• **Records to process**:
========

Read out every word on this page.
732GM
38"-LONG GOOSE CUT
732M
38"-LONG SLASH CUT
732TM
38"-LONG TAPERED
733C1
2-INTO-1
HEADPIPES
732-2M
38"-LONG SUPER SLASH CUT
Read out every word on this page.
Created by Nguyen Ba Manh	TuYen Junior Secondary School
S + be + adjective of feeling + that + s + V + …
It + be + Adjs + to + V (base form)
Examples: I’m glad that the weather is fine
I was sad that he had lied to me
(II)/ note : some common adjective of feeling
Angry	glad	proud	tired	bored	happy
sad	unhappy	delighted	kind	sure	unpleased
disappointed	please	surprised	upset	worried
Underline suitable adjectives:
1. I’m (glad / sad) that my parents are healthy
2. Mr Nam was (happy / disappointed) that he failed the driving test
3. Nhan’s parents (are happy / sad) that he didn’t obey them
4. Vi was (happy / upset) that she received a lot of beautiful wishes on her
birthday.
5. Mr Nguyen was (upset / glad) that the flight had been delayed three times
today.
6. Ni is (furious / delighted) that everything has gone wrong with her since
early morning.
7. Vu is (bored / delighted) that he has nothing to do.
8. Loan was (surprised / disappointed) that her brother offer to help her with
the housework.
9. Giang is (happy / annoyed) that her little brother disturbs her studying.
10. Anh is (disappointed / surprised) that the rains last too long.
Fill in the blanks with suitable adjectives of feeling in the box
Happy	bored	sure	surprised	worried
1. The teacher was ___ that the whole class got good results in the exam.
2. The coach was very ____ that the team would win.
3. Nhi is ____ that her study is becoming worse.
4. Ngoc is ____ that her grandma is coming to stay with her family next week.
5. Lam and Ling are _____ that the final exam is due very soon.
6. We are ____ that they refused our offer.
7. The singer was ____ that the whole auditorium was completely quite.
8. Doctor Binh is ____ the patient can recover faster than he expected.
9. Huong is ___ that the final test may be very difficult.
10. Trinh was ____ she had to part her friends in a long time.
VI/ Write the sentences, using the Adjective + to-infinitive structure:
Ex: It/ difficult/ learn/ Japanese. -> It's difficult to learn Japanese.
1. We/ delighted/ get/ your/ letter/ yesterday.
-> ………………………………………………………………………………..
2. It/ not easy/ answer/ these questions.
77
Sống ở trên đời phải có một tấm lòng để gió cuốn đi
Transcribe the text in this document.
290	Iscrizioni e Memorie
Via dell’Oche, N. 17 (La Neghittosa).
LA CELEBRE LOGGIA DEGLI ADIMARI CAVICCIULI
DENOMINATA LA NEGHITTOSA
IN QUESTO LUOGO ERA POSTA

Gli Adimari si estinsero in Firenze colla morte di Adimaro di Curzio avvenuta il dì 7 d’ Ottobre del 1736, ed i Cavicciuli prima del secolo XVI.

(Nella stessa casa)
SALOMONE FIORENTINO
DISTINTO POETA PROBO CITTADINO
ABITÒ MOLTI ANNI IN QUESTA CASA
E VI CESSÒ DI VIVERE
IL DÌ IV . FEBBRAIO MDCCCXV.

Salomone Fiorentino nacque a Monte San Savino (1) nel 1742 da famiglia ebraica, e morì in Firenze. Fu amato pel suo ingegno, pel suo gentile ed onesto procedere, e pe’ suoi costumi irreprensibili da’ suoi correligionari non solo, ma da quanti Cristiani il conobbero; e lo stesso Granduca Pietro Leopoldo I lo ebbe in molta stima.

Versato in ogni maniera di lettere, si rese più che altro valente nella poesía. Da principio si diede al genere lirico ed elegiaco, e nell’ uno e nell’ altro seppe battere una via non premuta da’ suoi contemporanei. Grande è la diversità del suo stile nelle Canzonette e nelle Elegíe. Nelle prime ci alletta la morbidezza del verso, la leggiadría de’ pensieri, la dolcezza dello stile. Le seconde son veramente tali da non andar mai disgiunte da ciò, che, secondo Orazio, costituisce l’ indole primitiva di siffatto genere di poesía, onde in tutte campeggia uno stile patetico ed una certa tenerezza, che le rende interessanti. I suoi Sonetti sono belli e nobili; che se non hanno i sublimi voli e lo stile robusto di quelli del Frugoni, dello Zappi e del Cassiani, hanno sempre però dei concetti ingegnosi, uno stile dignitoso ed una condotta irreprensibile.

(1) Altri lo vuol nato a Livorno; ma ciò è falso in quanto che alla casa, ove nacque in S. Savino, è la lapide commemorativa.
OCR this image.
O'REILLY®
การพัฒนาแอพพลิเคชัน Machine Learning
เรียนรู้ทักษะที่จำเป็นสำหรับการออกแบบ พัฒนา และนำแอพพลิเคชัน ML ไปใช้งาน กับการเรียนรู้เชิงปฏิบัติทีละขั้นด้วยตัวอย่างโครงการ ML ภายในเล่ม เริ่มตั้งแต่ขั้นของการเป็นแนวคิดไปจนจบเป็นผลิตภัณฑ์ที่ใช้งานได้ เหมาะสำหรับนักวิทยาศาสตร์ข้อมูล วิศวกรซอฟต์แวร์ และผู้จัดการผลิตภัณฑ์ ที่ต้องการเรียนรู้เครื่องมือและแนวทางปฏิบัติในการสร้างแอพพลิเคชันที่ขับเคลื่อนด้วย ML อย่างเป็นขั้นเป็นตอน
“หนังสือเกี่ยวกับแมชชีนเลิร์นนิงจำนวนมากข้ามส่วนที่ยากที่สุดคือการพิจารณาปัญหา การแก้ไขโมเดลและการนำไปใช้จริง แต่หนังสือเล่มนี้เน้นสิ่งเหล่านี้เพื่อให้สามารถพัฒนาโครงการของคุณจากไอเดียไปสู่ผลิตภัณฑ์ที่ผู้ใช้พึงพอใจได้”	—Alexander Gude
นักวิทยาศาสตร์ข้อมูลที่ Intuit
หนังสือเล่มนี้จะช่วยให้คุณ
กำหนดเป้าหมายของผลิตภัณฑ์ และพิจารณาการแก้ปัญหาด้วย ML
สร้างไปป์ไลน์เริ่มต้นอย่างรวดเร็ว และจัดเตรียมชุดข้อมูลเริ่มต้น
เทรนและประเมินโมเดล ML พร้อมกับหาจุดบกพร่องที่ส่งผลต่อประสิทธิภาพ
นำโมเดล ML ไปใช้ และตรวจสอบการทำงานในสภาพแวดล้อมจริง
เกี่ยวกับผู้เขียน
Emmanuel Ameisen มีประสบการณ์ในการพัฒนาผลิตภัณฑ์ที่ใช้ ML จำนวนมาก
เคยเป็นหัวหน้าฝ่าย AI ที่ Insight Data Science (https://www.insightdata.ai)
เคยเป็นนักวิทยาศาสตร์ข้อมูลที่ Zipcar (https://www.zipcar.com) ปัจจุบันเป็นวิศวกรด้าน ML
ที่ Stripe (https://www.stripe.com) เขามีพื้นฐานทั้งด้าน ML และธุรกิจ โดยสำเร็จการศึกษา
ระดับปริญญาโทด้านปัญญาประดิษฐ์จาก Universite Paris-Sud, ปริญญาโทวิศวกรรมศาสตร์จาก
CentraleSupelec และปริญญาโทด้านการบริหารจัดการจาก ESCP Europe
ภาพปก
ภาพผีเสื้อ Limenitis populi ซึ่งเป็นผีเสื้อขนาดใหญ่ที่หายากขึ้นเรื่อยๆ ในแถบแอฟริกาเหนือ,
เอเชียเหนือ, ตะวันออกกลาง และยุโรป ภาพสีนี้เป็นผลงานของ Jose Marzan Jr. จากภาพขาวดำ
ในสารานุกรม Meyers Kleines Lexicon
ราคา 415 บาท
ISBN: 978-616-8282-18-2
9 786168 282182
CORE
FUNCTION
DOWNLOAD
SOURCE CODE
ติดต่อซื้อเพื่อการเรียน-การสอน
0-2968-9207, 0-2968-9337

========

• **Written problem**: Extract all the entries word for word.

• **Solved problem**:
Read out every word on this page.
732GM
38"-LONG GOOSE CUT
732M
38"-LONG SLASH CUT
732TM
38"-LONG TAPERED
733C1
2-INTO-1
HEADPIPES
732-2M
38"-LONG SUPER SLASH CUT
Read out every word on this page.
Created by Nguyen Ba Manh	TuYen Junior Secondary School
S + be + adjective of feeling + that + s + V + …
It + be + Adjs + to + V (base form)
Examples: I’m glad that the weather is fine
I was sad that he had lied to me
(II)/ note : some common adjective of feeling
Angry	glad	proud	tired	bored	happy
sad	unhappy	delighted	kind	sure	unpleased
disappointed	please	surprised	upset	worried
Underline suitable adjectives:
1. I’m (glad / sad) that my parents are healthy
2. Mr Nam was (happy / disappointed) that he failed the driving test
3. Nhan’s parents (are happy / sad) that he didn’t obey them
4. Vi was (happy / upset) that she received a lot of beautiful wishes on her
birthday.
5. Mr Nguyen was (upset / glad) that the flight had been delayed three times
today.
6. Ni is (furious / delighted) that everything has gone wrong with her since
early morning.
7. Vu is (bored / delighted) that he has nothing to do.
8. Loan was (surprised / disappointed) that her brother offer to help her with
the housework.
9. Giang is (happy / annoyed) that her little brother disturbs her studying.
10. Anh is (disappointed / surprised) that the rains last too long.
Fill in the blanks with suitable adjectives of feeling in the box
Happy	bored	sure	surprised	worried
1. The teacher was ___ that the whole class got good results in the exam.
2. The coach was very ____ that the team would win.
3. Nhi is ____ that her study is becoming worse.
4. Ngoc is ____ that her grandma is coming to stay with her family next week.
5. Lam and Ling are _____ that the final exam is due very soon.
6. We are ____ that they refused our offer.
7. The singer was ____ that the whole auditorium was completely quite.
8. Doctor Binh is ____ the patient can recover faster than he expected.
9. Huong is ___ that the final test may be very difficult.
10. Trinh was ____ she had to part her friends in a long time.
VI/ Write the sentences, using the Adjective + to-infinitive structure:
Ex: It/ difficult/ learn/ Japanese. -> It's difficult to learn Japanese.
1. We/ delighted/ get/ your/ letter/ yesterday.
-> ………………………………………………………………………………..
2. It/ not easy/ answer/ these questions.
77
Sống ở trên đời phải có một tấm lòng để gió cuốn đi
Transcribe the text in this document.
290	Iscrizioni e Memorie
Via dell’Oche, N. 17 (La Neghittosa).
LA CELEBRE LOGGIA DEGLI ADIMARI CAVICCIULI
DENOMINATA LA NEGHITTOSA
IN QUESTO LUOGO ERA POSTA

Gli Adimari si estinsero in Firenze colla morte di Adimaro di Curzio avvenuta il dì 7 d’ Ottobre del 1736, ed i Cavicciuli prima del secolo XVI.

(Nella stessa casa)
SALOMONE FIORENTINO
DISTINTO POETA PROBO CITTADINO
ABITÒ MOLTI ANNI IN QUESTA CASA
E VI CESSÒ DI VIVERE
IL DÌ IV . FEBBRAIO MDCCCXV.

Salomone Fiorentino nacque a Monte San Savino (1) nel 1742 da famiglia ebraica, e morì in Firenze. Fu amato pel suo ingegno, pel suo gentile ed onesto procedere, e pe’ suoi costumi irreprensibili da’ suoi correligionari non solo, ma da quanti Cristiani il conobbero; e lo stesso Granduca Pietro Leopoldo I lo ebbe in molta stima.

Versato in ogni maniera di lettere, si rese più che altro valente nella poesía. Da principio si diede al genere lirico ed elegiaco, e nell’ uno e nell’ altro seppe battere una via non premuta da’ suoi contemporanei. Grande è la diversità del suo stile nelle Canzonette e nelle Elegíe. Nelle prime ci alletta la morbidezza del verso, la leggiadría de’ pensieri, la dolcezza dello stile. Le seconde son veramente tali da non andar mai disgiunte da ciò, che, secondo Orazio, costituisce l’ indole primitiva di siffatto genere di poesía, onde in tutte campeggia uno stile patetico ed una certa tenerezza, che le rende interessanti. I suoi Sonetti sono belli e nobili; che se non hanno i sublimi voli e lo stile robusto di quelli del Frugoni, dello Zappi e del Cassiani, hanno sempre però dei concetti ingegnosi, uno stile dignitoso ed una condotta irreprensibile.

(1) Altri lo vuol nato a Livorno; ma ciò è falso in quanto che alla casa, ove nacque in S. Savino, è la lapide commemorativa.
OCR this image.
O'REILLY®
การพัฒนาแอพพลิเคชัน Machine Learning
เรียนรู้ทักษะที่จำเป็นสำหรับการออกแบบ พัฒนา และนำแอพพลิเคชัน ML ไปใช้งาน กับการเรียนรู้เชิงปฏิบัติทีละขั้นด้วยตัวอย่างโครงการ ML ภายในเล่ม เริ่มตั้งแต่ขั้นของการเป็นแนวคิดไปจนจบเป็นผลิตภัณฑ์ที่ใช้งานได้ เหมาะสำหรับนักวิทยาศาสตร์ข้อมูล วิศวกรซอฟต์แวร์ และผู้จัดการผลิตภัณฑ์ ที่ต้องการเรียนรู้เครื่องมือและแนวทางปฏิบัติในการสร้างแอพพลิเคชันที่ขับเคลื่อนด้วย ML อย่างเป็นขั้นเป็นตอน
“หนังสือเกี่ยวกับแมชชีนเลิร์นนิงจำนวนมากข้ามส่วนที่ยากที่สุดคือการพิจารณาปัญหา การแก้ไขโมเดลและการนำไปใช้จริง แต่หนังสือเล่มนี้เน้นสิ่งเหล่านี้เพื่อให้สามารถพัฒนาโครงการของคุณจากไอเดียไปสู่ผลิตภัณฑ์ที่ผู้ใช้พึงพอใจได้”	—Alexander Gude
นักวิทยาศาสตร์ข้อมูลที่ Intuit
หนังสือเล่มนี้จะช่วยให้คุณ
กำหนดเป้าหมายของผลิตภัณฑ์ และพิจารณาการแก้ปัญหาด้วย ML
สร้างไปป์ไลน์เริ่มต้นอย่างรวดเร็ว และจัดเตรียมชุดข้อมูลเริ่มต้น
เทรนและประเมินโมเดล ML พร้อมกับหาจุดบกพร่องที่ส่งผลต่อประสิทธิภาพ
นำโมเดล ML ไปใช้ และตรวจสอบการทำงานในสภาพแวดล้อมจริง
เกี่ยวกับผู้เขียน
Emmanuel Ameisen มีประสบการณ์ในการพัฒนาผลิตภัณฑ์ที่ใช้ ML จำนวนมาก
เคยเป็นหัวหน้าฝ่าย AI ที่ Insight Data Science (https://www.insightdata.ai)
เคยเป็นนักวิทยาศาสตร์ข้อมูลที่ Zipcar (https://www.zipcar.com) ปัจจุบันเป็นวิศวกรด้าน ML
ที่ Stripe (https://www.stripe.com) เขามีพื้นฐานทั้งด้าน ML และธุรกิจ โดยสำเร็จการศึกษา
ระดับปริญญาโทด้านปัญญาประดิษฐ์จาก Universite Paris-Sud, ปริญญาโทวิศวกรรมศาสตร์จาก
CentraleSupelec และปริญญาโทด้านการบริหารจัดการจาก ESCP Europe
ภาพปก
ภาพผีเสื้อ Limenitis populi ซึ่งเป็นผีเสื้อขนาดใหญ่ที่หายากขึ้นเรื่อยๆ ในแถบแอฟริกาเหนือ,
เอเชียเหนือ, ตะวันออกกลาง และยุโรป ภาพสีนี้เป็นผลงานของ Jose Marzan Jr. จากภาพขาวดำ
ในสารานุกรม Meyers Kleines Lexicon
ราคา 415 บาท
ISBN: 978-616-8282-18-2
9 786168 282182
CORE
FUNCTION
DOWNLOAD
SOURCE CODE
ติดต่อซื้อเพื่อการเรียน-การสอน
0-2968-9207, 0-2968-9337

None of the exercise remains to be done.